Look at the entries below and reproduce them exactly.

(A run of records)
• • •

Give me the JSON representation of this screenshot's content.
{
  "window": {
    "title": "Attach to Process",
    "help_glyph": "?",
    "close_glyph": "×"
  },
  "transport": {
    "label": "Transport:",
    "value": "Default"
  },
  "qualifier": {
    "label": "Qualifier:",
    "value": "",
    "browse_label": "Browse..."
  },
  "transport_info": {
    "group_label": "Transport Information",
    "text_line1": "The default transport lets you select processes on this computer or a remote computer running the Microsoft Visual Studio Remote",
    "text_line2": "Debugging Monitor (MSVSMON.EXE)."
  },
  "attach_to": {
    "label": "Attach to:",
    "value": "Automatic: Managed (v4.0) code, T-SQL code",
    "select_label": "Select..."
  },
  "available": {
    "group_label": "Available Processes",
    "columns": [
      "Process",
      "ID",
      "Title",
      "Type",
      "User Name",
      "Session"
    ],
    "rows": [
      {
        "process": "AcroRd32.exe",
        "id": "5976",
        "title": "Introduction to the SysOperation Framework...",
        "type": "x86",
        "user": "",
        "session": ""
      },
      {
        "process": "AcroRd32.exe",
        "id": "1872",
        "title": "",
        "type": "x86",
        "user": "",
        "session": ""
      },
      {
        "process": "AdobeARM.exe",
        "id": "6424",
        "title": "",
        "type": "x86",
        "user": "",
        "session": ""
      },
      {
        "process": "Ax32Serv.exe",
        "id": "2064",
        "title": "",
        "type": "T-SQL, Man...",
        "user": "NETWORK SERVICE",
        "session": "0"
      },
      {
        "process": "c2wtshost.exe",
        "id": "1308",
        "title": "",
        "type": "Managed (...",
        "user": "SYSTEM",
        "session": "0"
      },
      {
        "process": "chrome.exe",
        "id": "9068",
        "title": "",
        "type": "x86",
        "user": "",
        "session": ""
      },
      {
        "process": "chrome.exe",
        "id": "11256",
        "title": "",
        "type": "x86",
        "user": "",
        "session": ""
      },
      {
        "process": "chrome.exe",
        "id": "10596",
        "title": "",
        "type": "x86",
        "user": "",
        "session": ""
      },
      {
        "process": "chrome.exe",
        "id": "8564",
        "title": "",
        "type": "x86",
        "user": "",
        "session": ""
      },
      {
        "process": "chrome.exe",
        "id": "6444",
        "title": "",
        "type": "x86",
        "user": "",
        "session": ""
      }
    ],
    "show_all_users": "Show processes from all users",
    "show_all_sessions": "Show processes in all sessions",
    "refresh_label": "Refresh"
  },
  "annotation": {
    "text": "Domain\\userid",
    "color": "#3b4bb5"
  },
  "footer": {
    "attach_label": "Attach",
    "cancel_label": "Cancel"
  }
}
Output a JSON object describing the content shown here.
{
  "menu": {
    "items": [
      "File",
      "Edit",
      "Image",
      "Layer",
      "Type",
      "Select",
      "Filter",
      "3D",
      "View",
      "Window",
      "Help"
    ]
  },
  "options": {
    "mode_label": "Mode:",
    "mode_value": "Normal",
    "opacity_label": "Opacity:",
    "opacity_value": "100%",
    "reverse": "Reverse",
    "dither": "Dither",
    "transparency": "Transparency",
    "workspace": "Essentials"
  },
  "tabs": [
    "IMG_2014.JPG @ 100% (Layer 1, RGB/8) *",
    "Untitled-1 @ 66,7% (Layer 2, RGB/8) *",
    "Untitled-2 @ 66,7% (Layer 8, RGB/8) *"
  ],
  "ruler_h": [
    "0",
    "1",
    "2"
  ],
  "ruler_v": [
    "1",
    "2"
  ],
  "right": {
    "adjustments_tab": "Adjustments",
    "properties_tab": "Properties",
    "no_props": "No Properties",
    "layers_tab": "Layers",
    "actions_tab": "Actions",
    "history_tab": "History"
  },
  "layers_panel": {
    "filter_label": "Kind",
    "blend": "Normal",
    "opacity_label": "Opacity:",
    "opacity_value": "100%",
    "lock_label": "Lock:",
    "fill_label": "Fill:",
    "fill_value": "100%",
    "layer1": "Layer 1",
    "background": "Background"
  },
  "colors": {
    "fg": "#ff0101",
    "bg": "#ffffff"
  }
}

• • •

■ **Written response**
Give me the JSON representation of this screenshot's content.
{
  "window": {
    "title": "Attach to Process",
    "help_glyph": "?",
    "close_glyph": "×"
  },
  "transport": {
    "label": "Transport:",
    "value": "Default"
  },
  "qualifier": {
    "label": "Qualifier:",
    "value": "",
    "browse_label": "Browse..."
  },
  "transport_info": {
    "group_label": "Transport Information",
    "text_line1": "The default transport lets you select processes on this computer or a remote computer running the Microsoft Visual Studio Remote",
    "text_line2": "Debugging Monitor (MSVSMON.EXE)."
  },
  "attach_to": {
    "label": "Attach to:",
    "value": "Automatic: Managed (v4.0) code, T-SQL code",
    "select_label": "Select..."
  },
  "available": {
    "group_label": "Available Processes",
    "columns": [
      "Process",
      "ID",
      "Title",
      "Type",
      "User Name",
      "Session"
    ],
    "rows": [
      {
        "process": "AcroRd32.exe",
        "id": "5976",
        "title": "Introduction to the SysOperation Framework...",
        "type": "x86",
        "user": "",
        "session": ""
      },
      {
        "process": "AcroRd32.exe",
        "id": "1872",
        "title": "",
        "type": "x86",
        "user": "",
        "session": ""
      },
      {
        "process": "AdobeARM.exe",
        "id": "6424",
        "title": "",
        "type": "x86",
        "user": "",
        "session": ""
      },
      {
        "process": "Ax32Serv.exe",
        "id": "2064",
        "title": "",
        "type": "T-SQL, Man...",
        "user": "NETWORK SERVICE",
        "session": "0"
      },
      {
        "process": "c2wtshost.exe",
        "id": "1308",
        "title": "",
        "type": "Managed (...",
        "user": "SYSTEM",
        "session": "0"
      },
      {
        "process": "chrome.exe",
        "id": "9068",
        "title": "",
        "type": "x86",
        "user": "",
        "session": ""
      },
      {
        "process": "chrome.exe",
        "id": "11256",
        "title": "",
        "type": "x86",
        "user": "",
        "session": ""
      },
      {
        "process": "chrome.exe",
        "id": "10596",
        "title": "",
        "type": "x86",
        "user": "",
        "session": ""
      },
      {
        "process": "chrome.exe",
        "id": "8564",
        "title": "",
        "type": "x86",
        "user": "",
        "session": ""
      },
      {
        "process": "chrome.exe",
        "id": "6444",
        "title": "",
        "type": "x86",
        "user": "",
        "session": ""
      }
    ],
    "show_all_users": "Show processes from all users",
    "show_all_sessions": "Show processes in all sessions",
    "refresh_label": "Refresh"
  },
  "annotation": {
    "text": "Domain\\userid",
    "color": "#3b4bb5"
  },
  "footer": {
    "attach_label": "Attach",
    "cancel_label": "Cancel"
  }
}
Output a JSON object describing the content shown here.
{
  "menu": {
    "items": [
      "File",
      "Edit",
      "Image",
      "Layer",
      "Type",
      "Select",
      "Filter",
      "3D",
      "View",
      "Window",
      "Help"
    ]
  },
  "options": {
    "mode_label": "Mode:",
    "mode_value": "Normal",
    "opacity_label": "Opacity:",
    "opacity_value": "100%",
    "reverse": "Reverse",
    "dither": "Dither",
    "transparency": "Transparency",
    "workspace": "Essentials"
  },
  "tabs": [
    "IMG_2014.JPG @ 100% (Layer 1, RGB/8) *",
    "Untitled-1 @ 66,7% (Layer 2, RGB/8) *",
    "Untitled-2 @ 66,7% (Layer 8, RGB/8) *"
  ],
  "ruler_h": [
    "0",
    "1",
    "2"
  ],
  "ruler_v": [
    "1",
    "2"
  ],
  "right": {
    "adjustments_tab": "Adjustments",
    "properties_tab": "Properties",
    "no_props": "No Properties",
    "layers_tab": "Layers",
    "actions_tab": "Actions",
    "history_tab": "History"
  },
  "layers_panel": {
    "filter_label": "Kind",
    "blend": "Normal",
    "opacity_label": "Opacity:",
    "opacity_value": "100%",
    "lock_label": "Lock:",
    "fill_label": "Fill:",
    "fill_value": "100%",
    "layer1": "Layer 1",
    "background": "Background"
  },
  "colors": {
    "fg": "#ff0101",
    "bg": "#ffffff"
  }
}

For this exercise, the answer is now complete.